Records shown:
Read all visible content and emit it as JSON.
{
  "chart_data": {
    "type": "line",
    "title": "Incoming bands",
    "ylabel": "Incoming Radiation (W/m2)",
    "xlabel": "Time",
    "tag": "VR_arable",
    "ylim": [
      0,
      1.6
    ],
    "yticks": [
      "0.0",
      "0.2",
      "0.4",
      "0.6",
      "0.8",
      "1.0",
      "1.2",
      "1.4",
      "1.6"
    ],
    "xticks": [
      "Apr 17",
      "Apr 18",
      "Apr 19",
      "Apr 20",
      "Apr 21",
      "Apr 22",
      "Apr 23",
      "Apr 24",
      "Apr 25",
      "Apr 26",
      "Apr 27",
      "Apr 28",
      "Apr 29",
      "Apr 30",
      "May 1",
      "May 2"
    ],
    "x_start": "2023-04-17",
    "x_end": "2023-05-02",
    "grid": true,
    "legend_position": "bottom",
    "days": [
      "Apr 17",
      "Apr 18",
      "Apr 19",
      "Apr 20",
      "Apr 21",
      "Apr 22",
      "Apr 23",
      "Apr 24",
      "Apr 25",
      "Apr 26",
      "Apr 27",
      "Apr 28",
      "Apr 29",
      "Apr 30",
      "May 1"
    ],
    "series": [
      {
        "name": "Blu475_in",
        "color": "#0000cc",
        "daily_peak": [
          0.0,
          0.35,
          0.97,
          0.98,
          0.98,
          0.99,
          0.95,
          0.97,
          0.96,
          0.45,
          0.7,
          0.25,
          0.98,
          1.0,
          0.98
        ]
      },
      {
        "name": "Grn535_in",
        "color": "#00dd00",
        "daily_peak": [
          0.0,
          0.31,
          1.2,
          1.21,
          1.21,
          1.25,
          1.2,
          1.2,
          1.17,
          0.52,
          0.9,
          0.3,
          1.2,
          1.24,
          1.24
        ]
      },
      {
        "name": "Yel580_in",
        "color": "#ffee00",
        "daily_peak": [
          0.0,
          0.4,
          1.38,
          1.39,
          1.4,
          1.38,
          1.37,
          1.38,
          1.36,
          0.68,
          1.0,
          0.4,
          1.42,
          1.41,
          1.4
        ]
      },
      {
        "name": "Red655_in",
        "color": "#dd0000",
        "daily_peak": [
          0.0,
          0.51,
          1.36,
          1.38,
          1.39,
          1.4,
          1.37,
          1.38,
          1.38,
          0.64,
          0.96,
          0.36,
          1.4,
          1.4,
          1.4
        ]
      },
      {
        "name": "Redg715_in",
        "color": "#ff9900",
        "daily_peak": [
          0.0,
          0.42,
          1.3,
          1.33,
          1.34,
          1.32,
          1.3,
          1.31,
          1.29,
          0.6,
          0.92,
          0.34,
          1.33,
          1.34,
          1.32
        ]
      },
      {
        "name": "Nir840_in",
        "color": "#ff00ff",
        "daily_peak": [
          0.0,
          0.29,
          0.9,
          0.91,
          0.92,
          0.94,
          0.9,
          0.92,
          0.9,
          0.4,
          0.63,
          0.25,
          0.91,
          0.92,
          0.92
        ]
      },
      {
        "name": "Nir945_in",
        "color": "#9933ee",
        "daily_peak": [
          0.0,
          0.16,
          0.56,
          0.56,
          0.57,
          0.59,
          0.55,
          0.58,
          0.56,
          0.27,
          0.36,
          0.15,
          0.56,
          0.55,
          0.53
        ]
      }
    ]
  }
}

Aim: From the data above, extract every line in its exact form.

Result of the exercise:
Read all visible content and emit it as JSON.
{
  "chart_data": {
    "type": "line",
    "title": "Incoming bands",
    "ylabel": "Incoming Radiation (W/m2)",
    "xlabel": "Time",
    "tag": "VR_arable",
    "ylim": [
      0,
      1.6
    ],
    "yticks": [
      "0.0",
      "0.2",
      "0.4",
      "0.6",
      "0.8",
      "1.0",
      "1.2",
      "1.4",
      "1.6"
    ],
    "xticks": [
      "Apr 17",
      "Apr 18",
      "Apr 19",
      "Apr 20",
      "Apr 21",
      "Apr 22",
      "Apr 23",
      "Apr 24",
      "Apr 25",
      "Apr 26",
      "Apr 27",
      "Apr 28",
      "Apr 29",
      "Apr 30",
      "May 1",
      "May 2"
    ],
    "x_start": "2023-04-17",
    "x_end": "2023-05-02",
    "grid": true,
    "legend_position": "bottom",
    "days": [
      "Apr 17",
      "Apr 18",
      "Apr 19",
      "Apr 20",
      "Apr 21",
      "Apr 22",
      "Apr 23",
      "Apr 24",
      "Apr 25",
      "Apr 26",
      "Apr 27",
      "Apr 28",
      "Apr 29",
      "Apr 30",
      "May 1"
    ],
    "series": [
      {
        "name": "Blu475_in",
        "color": "#0000cc",
        "daily_peak": [
          0.0,
          0.35,
          0.97,
          0.98,
          0.98,
          0.99,
          0.95,
          0.97,
          0.96,
          0.45,
          0.7,
          0.25,
          0.98,
          1.0,
          0.98
        ]
      },
      {
        "name": "Grn535_in",
        "color": "#00dd00",
        "daily_peak": [
          0.0,
          0.31,
          1.2,
          1.21,
          1.21,
          1.25,
          1.2,
          1.2,
          1.17,
          0.52,
          0.9,
          0.3,
          1.2,
          1.24,
          1.24
        ]
      },
      {
        "name": "Yel580_in",
        "color": "#ffee00",
        "daily_peak": [
          0.0,
          0.4,
          1.38,
          1.39,
          1.4,
          1.38,
          1.37,
          1.38,
          1.36,
          0.68,
          1.0,
          0.4,
          1.42,
          1.41,
          1.4
        ]
      },
      {
        "name": "Red655_in",
        "color": "#dd0000",
        "daily_peak": [
          0.0,
          0.51,
          1.36,
          1.38,
          1.39,
          1.4,
          1.37,
          1.38,
          1.38,
          0.64,
          0.96,
          0.36,
          1.4,
          1.4,
          1.4
        ]
      },
      {
        "name": "Redg715_in",
        "color": "#ff9900",
        "daily_peak": [
          0.0,
          0.42,
          1.3,
          1.33,
          1.34,
          1.32,
          1.3,
          1.31,
          1.29,
          0.6,
          0.92,
          0.34,
          1.33,
          1.34,
          1.32
        ]
      },
      {
        "name": "Nir840_in",
        "color": "#ff00ff",
        "daily_peak": [
          0.0,
          0.29,
          0.9,
          0.91,
          0.92,
          0.94,
          0.9,
          0.92,
          0.9,
          0.4,
          0.63,
          0.25,
          0.91,
          0.92,
          0.92
        ]
      },
      {
        "name": "Nir945_in",
        "color": "#9933ee",
        "daily_peak": [
          0.0,
          0.16,
          0.56,
          0.56,
          0.57,
          0.59,
          0.55,
          0.58,
          0.56,
          0.27,
          0.36,
          0.15,
          0.56,
          0.55,
          0.53
        ]
      }
    ]
  }
}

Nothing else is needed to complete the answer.